> EXERCISE INPUT:
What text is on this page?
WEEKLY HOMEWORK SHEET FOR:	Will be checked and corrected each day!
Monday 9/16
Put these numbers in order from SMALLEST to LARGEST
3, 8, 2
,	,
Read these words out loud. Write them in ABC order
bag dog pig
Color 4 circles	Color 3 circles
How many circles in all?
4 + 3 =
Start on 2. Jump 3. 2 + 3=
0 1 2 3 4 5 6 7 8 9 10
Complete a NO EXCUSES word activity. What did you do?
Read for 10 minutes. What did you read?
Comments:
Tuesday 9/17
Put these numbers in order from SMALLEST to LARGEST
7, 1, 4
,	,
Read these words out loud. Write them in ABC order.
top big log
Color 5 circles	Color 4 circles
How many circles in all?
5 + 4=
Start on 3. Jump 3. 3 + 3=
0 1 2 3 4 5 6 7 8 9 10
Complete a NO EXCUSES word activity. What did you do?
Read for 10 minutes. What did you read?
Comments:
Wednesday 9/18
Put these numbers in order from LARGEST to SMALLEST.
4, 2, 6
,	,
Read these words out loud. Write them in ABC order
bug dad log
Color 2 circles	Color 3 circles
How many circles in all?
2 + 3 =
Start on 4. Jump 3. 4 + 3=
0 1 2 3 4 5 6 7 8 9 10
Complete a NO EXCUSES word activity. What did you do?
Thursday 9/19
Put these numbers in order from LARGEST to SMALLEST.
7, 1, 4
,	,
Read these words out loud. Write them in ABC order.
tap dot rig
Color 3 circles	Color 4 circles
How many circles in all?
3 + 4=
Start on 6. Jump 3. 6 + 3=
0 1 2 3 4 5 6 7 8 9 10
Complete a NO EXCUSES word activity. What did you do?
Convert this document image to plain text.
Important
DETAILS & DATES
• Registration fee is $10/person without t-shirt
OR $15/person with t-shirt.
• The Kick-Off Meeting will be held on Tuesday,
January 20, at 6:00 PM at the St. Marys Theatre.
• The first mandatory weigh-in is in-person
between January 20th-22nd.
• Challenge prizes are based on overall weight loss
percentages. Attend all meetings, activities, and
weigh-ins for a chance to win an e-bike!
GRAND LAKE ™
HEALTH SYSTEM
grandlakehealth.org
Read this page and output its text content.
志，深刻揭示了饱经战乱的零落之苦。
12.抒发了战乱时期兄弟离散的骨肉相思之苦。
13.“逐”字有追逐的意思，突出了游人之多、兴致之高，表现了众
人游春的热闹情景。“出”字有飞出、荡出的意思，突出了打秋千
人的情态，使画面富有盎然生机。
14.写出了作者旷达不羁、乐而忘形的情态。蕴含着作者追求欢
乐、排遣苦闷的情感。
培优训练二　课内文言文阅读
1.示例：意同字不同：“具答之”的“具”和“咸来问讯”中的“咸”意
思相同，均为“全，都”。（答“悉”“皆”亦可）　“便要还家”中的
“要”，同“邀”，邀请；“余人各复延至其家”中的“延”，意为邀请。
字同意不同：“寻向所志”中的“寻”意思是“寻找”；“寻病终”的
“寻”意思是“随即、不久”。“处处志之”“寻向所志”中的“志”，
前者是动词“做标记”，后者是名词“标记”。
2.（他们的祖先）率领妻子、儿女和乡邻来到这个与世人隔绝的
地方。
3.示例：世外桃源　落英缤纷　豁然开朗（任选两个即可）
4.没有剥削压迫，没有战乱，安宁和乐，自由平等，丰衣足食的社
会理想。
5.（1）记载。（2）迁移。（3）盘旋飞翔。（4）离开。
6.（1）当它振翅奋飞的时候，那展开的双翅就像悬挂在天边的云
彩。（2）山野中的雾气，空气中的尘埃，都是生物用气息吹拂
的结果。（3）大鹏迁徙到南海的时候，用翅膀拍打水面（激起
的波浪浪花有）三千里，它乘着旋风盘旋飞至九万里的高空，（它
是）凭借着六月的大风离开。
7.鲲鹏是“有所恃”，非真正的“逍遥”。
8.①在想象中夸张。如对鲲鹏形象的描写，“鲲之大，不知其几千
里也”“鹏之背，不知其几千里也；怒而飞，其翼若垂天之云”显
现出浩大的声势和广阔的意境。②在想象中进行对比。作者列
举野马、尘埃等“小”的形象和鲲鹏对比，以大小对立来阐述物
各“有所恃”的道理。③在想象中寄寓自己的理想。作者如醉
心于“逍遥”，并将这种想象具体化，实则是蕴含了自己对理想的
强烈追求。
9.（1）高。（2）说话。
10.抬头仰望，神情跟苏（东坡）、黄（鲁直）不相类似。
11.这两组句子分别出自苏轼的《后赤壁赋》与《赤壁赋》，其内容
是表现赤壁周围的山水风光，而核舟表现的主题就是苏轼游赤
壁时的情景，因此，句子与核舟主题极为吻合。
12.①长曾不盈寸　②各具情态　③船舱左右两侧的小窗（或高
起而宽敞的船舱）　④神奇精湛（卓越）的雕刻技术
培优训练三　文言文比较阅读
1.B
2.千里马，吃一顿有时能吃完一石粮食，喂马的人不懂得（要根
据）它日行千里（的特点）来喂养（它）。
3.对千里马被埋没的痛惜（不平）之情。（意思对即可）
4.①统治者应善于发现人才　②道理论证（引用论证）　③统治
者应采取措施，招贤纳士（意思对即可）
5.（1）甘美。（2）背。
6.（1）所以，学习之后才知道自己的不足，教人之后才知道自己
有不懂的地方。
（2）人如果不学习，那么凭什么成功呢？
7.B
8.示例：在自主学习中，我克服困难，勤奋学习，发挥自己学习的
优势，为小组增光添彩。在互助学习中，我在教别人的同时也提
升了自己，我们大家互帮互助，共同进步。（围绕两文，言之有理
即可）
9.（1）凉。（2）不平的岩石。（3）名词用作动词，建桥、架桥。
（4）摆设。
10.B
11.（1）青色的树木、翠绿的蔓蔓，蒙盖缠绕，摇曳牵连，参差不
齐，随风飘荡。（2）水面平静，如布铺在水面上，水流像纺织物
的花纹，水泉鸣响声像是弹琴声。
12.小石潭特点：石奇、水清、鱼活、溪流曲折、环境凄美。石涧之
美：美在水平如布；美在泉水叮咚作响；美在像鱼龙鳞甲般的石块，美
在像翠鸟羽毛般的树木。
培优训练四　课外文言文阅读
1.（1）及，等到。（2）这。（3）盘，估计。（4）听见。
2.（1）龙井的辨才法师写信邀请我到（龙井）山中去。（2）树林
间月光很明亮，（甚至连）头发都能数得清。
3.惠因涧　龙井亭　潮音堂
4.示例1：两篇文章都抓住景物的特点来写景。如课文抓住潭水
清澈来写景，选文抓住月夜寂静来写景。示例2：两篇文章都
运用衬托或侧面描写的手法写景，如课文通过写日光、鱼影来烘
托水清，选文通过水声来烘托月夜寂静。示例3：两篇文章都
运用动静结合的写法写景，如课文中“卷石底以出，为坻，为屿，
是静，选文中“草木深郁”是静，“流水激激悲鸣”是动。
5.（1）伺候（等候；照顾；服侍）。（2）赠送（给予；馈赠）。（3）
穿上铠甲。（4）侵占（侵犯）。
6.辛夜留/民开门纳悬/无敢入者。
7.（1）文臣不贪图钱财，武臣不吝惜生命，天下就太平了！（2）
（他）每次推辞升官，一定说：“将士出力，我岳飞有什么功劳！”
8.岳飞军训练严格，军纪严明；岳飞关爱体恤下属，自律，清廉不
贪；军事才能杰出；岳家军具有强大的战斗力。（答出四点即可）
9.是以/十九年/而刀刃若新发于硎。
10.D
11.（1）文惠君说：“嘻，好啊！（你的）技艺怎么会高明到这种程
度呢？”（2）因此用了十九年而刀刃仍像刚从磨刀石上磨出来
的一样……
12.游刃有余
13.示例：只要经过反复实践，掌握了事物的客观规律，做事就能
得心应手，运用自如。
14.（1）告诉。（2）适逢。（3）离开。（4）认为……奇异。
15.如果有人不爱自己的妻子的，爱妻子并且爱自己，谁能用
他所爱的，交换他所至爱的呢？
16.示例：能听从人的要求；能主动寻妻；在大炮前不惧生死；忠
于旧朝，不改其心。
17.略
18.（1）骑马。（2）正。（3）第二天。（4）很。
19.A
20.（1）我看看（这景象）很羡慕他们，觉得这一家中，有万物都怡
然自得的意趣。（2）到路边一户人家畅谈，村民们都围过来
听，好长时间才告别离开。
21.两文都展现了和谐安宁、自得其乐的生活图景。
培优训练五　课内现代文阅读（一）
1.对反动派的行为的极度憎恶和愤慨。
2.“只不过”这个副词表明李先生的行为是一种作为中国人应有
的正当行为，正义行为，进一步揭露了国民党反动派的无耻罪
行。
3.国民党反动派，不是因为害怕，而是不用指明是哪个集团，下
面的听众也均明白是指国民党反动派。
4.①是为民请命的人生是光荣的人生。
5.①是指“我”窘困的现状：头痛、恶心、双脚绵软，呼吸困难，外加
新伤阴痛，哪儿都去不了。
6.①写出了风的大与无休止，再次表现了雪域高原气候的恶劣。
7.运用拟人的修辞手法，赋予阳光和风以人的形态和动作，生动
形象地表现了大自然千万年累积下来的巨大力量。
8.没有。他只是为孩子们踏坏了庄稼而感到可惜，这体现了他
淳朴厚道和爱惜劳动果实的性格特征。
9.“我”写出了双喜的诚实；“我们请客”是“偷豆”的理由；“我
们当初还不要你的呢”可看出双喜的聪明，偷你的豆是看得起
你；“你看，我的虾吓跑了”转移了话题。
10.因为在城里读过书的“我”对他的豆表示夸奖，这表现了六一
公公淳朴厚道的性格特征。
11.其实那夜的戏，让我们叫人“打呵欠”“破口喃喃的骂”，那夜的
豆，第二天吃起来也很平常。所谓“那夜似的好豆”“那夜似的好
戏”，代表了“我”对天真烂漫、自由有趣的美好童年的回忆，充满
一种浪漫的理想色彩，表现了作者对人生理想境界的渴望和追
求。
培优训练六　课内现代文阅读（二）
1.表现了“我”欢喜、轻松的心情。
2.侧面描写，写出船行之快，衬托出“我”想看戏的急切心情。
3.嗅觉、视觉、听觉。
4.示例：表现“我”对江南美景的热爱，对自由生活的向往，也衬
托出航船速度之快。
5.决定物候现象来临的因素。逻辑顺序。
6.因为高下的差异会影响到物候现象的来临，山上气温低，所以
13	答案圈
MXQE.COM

> WHAT IS ASKED:
Tally the lines in these entries that have the string "Tuesday" in them, then answer with the count and nothing else.

> TASK OUTPUT:
2